■ The problem
Retype the records below exactly as they appear, but leave out any pictures.

· · · ·

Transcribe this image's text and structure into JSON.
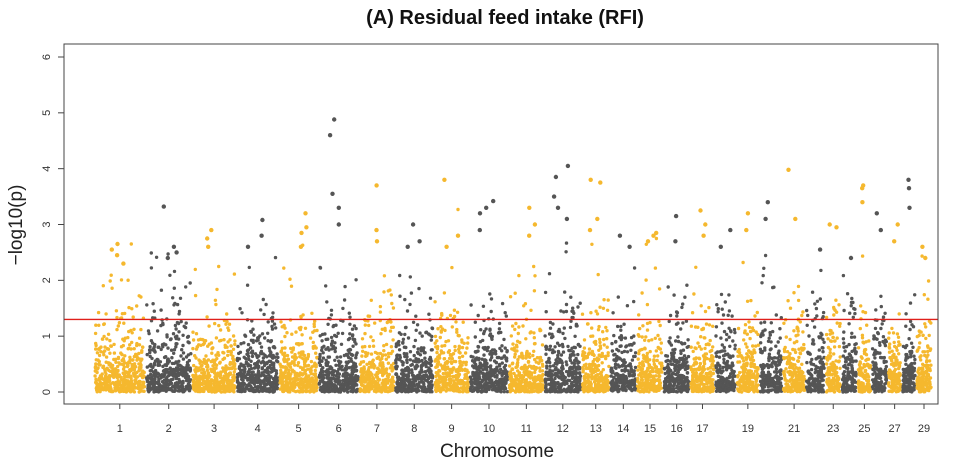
{
  "chart_data": {
    "type": "scatter",
    "title": "(A) Residual feed intake (RFI)",
    "xlabel": "Chromosome",
    "ylabel": "−log10(p)",
    "ylim": [
      0,
      6
    ],
    "yticks": [
      "0",
      "1",
      "2",
      "3",
      "4",
      "5",
      "6"
    ],
    "xtick_labels": [
      "1",
      "2",
      "3",
      "4",
      "5",
      "6",
      "7",
      "8",
      "9",
      "10",
      "11",
      "12",
      "13",
      "14",
      "15",
      "16",
      "17",
      "19",
      "21",
      "23",
      "25",
      "27",
      "29"
    ],
    "threshold": 1.3,
    "grid": false,
    "legend": "none",
    "colors": {
      "odd": "#f5b82e",
      "even": "#555555",
      "threshold": "#e0201b"
    },
    "chromosomes": [
      {
        "chr": 1,
        "max": 2.8,
        "peaks": [
          2.65,
          2.55,
          2.45,
          2.3
        ]
      },
      {
        "chr": 2,
        "max": 3.3,
        "peaks": [
          3.32,
          2.6,
          2.5,
          2.4
        ]
      },
      {
        "chr": 3,
        "max": 2.9,
        "peaks": [
          2.9,
          2.75,
          2.6
        ]
      },
      {
        "chr": 4,
        "max": 3.1,
        "peaks": [
          3.08,
          2.8,
          2.6
        ]
      },
      {
        "chr": 5,
        "max": 3.2,
        "peaks": [
          3.2,
          2.95,
          2.85,
          2.6
        ]
      },
      {
        "chr": 6,
        "max": 4.9,
        "peaks": [
          4.88,
          4.6,
          3.55,
          3.3,
          3.0
        ]
      },
      {
        "chr": 7,
        "max": 3.7,
        "peaks": [
          3.7,
          2.9,
          2.7
        ]
      },
      {
        "chr": 8,
        "max": 3.0,
        "peaks": [
          3.0,
          2.7,
          2.6
        ]
      },
      {
        "chr": 9,
        "max": 3.8,
        "peaks": [
          3.8,
          2.8,
          2.6
        ]
      },
      {
        "chr": 10,
        "max": 3.4,
        "peaks": [
          3.42,
          3.3,
          3.2,
          2.9
        ]
      },
      {
        "chr": 11,
        "max": 3.3,
        "peaks": [
          3.3,
          3.0,
          2.8
        ]
      },
      {
        "chr": 12,
        "max": 4.05,
        "peaks": [
          4.05,
          3.85,
          3.5,
          3.3,
          3.1
        ]
      },
      {
        "chr": 13,
        "max": 3.8,
        "peaks": [
          3.8,
          3.75,
          3.1,
          2.9
        ]
      },
      {
        "chr": 14,
        "max": 2.8,
        "peaks": [
          2.8,
          2.6
        ]
      },
      {
        "chr": 15,
        "max": 2.9,
        "peaks": [
          2.85,
          2.8,
          2.7
        ]
      },
      {
        "chr": 16,
        "max": 3.15,
        "peaks": [
          3.15,
          2.7
        ]
      },
      {
        "chr": 17,
        "max": 3.25,
        "peaks": [
          3.25,
          3.0,
          2.8
        ]
      },
      {
        "chr": 18,
        "max": 3.0,
        "peaks": [
          2.9,
          2.6
        ]
      },
      {
        "chr": 19,
        "max": 3.2,
        "peaks": [
          3.2,
          2.9
        ]
      },
      {
        "chr": 20,
        "max": 3.4,
        "peaks": [
          3.4,
          3.1
        ]
      },
      {
        "chr": 21,
        "max": 4.0,
        "peaks": [
          3.98,
          3.1
        ]
      },
      {
        "chr": 22,
        "max": 2.6,
        "peaks": [
          2.55
        ]
      },
      {
        "chr": 23,
        "max": 3.0,
        "peaks": [
          3.0,
          2.95
        ]
      },
      {
        "chr": 24,
        "max": 2.4,
        "peaks": [
          2.4
        ]
      },
      {
        "chr": 25,
        "max": 3.7,
        "peaks": [
          3.7,
          3.65,
          3.4
        ]
      },
      {
        "chr": 26,
        "max": 3.2,
        "peaks": [
          3.2,
          2.9
        ]
      },
      {
        "chr": 27,
        "max": 3.0,
        "peaks": [
          3.0,
          2.7
        ]
      },
      {
        "chr": 28,
        "max": 3.8,
        "peaks": [
          3.8,
          3.65,
          3.3
        ]
      },
      {
        "chr": 29,
        "max": 2.6,
        "peaks": [
          2.6,
          2.4
        ]
      }
    ]
  }
}
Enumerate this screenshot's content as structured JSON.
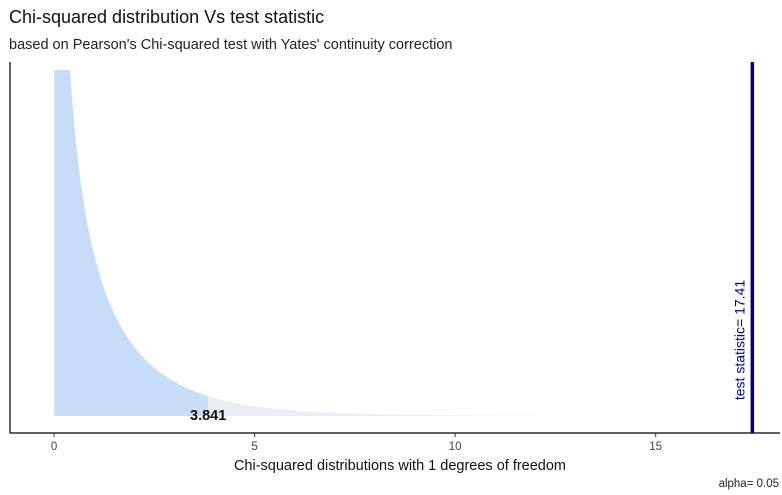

· · · ·

■ Result for this exercise
Transcribe this image's text and structure into JSON.
{
  "chart_data": {
    "type": "scatter",
    "title": "(A) Residual feed intake (RFI)",
    "xlabel": "Chromosome",
    "ylabel": "−log10(p)",
    "ylim": [
      0,
      6
    ],
    "yticks": [
      "0",
      "1",
      "2",
      "3",
      "4",
      "5",
      "6"
    ],
    "xtick_labels": [
      "1",
      "2",
      "3",
      "4",
      "5",
      "6",
      "7",
      "8",
      "9",
      "10",
      "11",
      "12",
      "13",
      "14",
      "15",
      "16",
      "17",
      "19",
      "21",
      "23",
      "25",
      "27",
      "29"
    ],
    "threshold": 1.3,
    "grid": false,
    "legend": "none",
    "colors": {
      "odd": "#f5b82e",
      "even": "#555555",
      "threshold": "#e0201b"
    },
    "chromosomes": [
      {
        "chr": 1,
        "max": 2.8,
        "peaks": [
          2.65,
          2.55,
          2.45,
          2.3
        ]
      },
      {
        "chr": 2,
        "max": 3.3,
        "peaks": [
          3.32,
          2.6,
          2.5,
          2.4
        ]
      },
      {
        "chr": 3,
        "max": 2.9,
        "peaks": [
          2.9,
          2.75,
          2.6
        ]
      },
      {
        "chr": 4,
        "max": 3.1,
        "peaks": [
          3.08,
          2.8,
          2.6
        ]
      },
      {
        "chr": 5,
        "max": 3.2,
        "peaks": [
          3.2,
          2.95,
          2.85,
          2.6
        ]
      },
      {
        "chr": 6,
        "max": 4.9,
        "peaks": [
          4.88,
          4.6,
          3.55,
          3.3,
          3.0
        ]
      },
      {
        "chr": 7,
        "max": 3.7,
        "peaks": [
          3.7,
          2.9,
          2.7
        ]
      },
      {
        "chr": 8,
        "max": 3.0,
        "peaks": [
          3.0,
          2.7,
          2.6
        ]
      },
      {
        "chr": 9,
        "max": 3.8,
        "peaks": [
          3.8,
          2.8,
          2.6
        ]
      },
      {
        "chr": 10,
        "max": 3.4,
        "peaks": [
          3.42,
          3.3,
          3.2,
          2.9
        ]
      },
      {
        "chr": 11,
        "max": 3.3,
        "peaks": [
          3.3,
          3.0,
          2.8
        ]
      },
      {
        "chr": 12,
        "max": 4.05,
        "peaks": [
          4.05,
          3.85,
          3.5,
          3.3,
          3.1
        ]
      },
      {
        "chr": 13,
        "max": 3.8,
        "peaks": [
          3.8,
          3.75,
          3.1,
          2.9
        ]
      },
      {
        "chr": 14,
        "max": 2.8,
        "peaks": [
          2.8,
          2.6
        ]
      },
      {
        "chr": 15,
        "max": 2.9,
        "peaks": [
          2.85,
          2.8,
          2.7
        ]
      },
      {
        "chr": 16,
        "max": 3.15,
        "peaks": [
          3.15,
          2.7
        ]
      },
      {
        "chr": 17,
        "max": 3.25,
        "peaks": [
          3.25,
          3.0,
          2.8
        ]
      },
      {
        "chr": 18,
        "max": 3.0,
        "peaks": [
          2.9,
          2.6
        ]
      },
      {
        "chr": 19,
        "max": 3.2,
        "peaks": [
          3.2,
          2.9
        ]
      },
      {
        "chr": 20,
        "max": 3.4,
        "peaks": [
          3.4,
          3.1
        ]
      },
      {
        "chr": 21,
        "max": 4.0,
        "peaks": [
          3.98,
          3.1
        ]
      },
      {
        "chr": 22,
        "max": 2.6,
        "peaks": [
          2.55
        ]
      },
      {
        "chr": 23,
        "max": 3.0,
        "peaks": [
          3.0,
          2.95
        ]
      },
      {
        "chr": 24,
        "max": 2.4,
        "peaks": [
          2.4
        ]
      },
      {
        "chr": 25,
        "max": 3.7,
        "peaks": [
          3.7,
          3.65,
          3.4
        ]
      },
      {
        "chr": 26,
        "max": 3.2,
        "peaks": [
          3.2,
          2.9
        ]
      },
      {
        "chr": 27,
        "max": 3.0,
        "peaks": [
          3.0,
          2.7
        ]
      },
      {
        "chr": 28,
        "max": 3.8,
        "peaks": [
          3.8,
          3.65,
          3.3
        ]
      },
      {
        "chr": 29,
        "max": 2.6,
        "peaks": [
          2.6,
          2.4
        ]
      }
    ]
  }
}
Enumerate this screenshot's content as structured JSON.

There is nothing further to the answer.